Given data
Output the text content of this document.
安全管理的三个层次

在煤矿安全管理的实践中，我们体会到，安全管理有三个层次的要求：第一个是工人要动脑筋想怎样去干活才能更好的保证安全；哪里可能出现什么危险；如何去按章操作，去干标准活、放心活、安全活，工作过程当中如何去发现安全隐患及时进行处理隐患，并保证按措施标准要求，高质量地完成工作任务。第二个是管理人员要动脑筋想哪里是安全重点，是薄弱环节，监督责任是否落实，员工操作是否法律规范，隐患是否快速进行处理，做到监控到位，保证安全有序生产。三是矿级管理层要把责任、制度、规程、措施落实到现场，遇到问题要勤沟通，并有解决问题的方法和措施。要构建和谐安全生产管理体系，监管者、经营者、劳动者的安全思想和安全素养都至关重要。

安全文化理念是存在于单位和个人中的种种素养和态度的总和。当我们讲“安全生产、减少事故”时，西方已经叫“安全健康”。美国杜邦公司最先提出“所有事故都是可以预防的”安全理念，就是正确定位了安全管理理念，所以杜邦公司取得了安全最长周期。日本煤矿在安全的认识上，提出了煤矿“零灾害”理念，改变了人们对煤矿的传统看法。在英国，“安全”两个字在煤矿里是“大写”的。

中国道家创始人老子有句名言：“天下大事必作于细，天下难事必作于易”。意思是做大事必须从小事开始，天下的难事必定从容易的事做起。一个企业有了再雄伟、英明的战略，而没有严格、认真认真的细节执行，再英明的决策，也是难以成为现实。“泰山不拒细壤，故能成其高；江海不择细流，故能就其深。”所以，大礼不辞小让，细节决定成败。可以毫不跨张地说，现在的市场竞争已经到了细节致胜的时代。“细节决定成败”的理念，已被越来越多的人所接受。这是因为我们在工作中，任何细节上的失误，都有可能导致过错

Given exercise
Generate an exact reproduction of all entries.

Solution to the exercise
Output the text content of this document.
安全管理的三个层次

在煤矿安全管理的实践中，我们体会到，安全管理有三个层次的要求：第一个是工人要动脑筋想怎样去干活才能更好的保证安全；哪里可能出现什么危险；如何去按章操作，去干标准活、放心活、安全活，工作过程当中如何去发现安全隐患及时进行处理隐患，并保证按措施标准要求，高质量地完成工作任务。第二个是管理人员要动脑筋想哪里是安全重点，是薄弱环节，监督责任是否落实，员工操作是否法律规范，隐患是否快速进行处理，做到监控到位，保证安全有序生产。三是矿级管理层要把责任、制度、规程、措施落实到现场，遇到问题要勤沟通，并有解决问题的方法和措施。要构建和谐安全生产管理体系，监管者、经营者、劳动者的安全思想和安全素养都至关重要。

安全文化理念是存在于单位和个人中的种种素养和态度的总和。当我们讲“安全生产、减少事故”时，西方已经叫“安全健康”。美国杜邦公司最先提出“所有事故都是可以预防的”安全理念，就是正确定位了安全管理理念，所以杜邦公司取得了安全最长周期。日本煤矿在安全的认识上，提出了煤矿“零灾害”理念，改变了人们对煤矿的传统看法。在英国，“安全”两个字在煤矿里是“大写”的。

中国道家创始人老子有句名言：“天下大事必作于细，天下难事必作于易”。意思是做大事必须从小事开始，天下的难事必定从容易的事做起。一个企业有了再雄伟、英明的战略，而没有严格、认真认真的细节执行，再英明的决策，也是难以成为现实。“泰山不拒细壤，故能成其高；江海不择细流，故能就其深。”所以，大礼不辞小让，细节决定成败。可以毫不跨张地说，现在的市场竞争已经到了细节致胜的时代。“细节决定成败”的理念，已被越来越多的人所接受。这是因为我们在工作中，任何细节上的失误，都有可能导致过错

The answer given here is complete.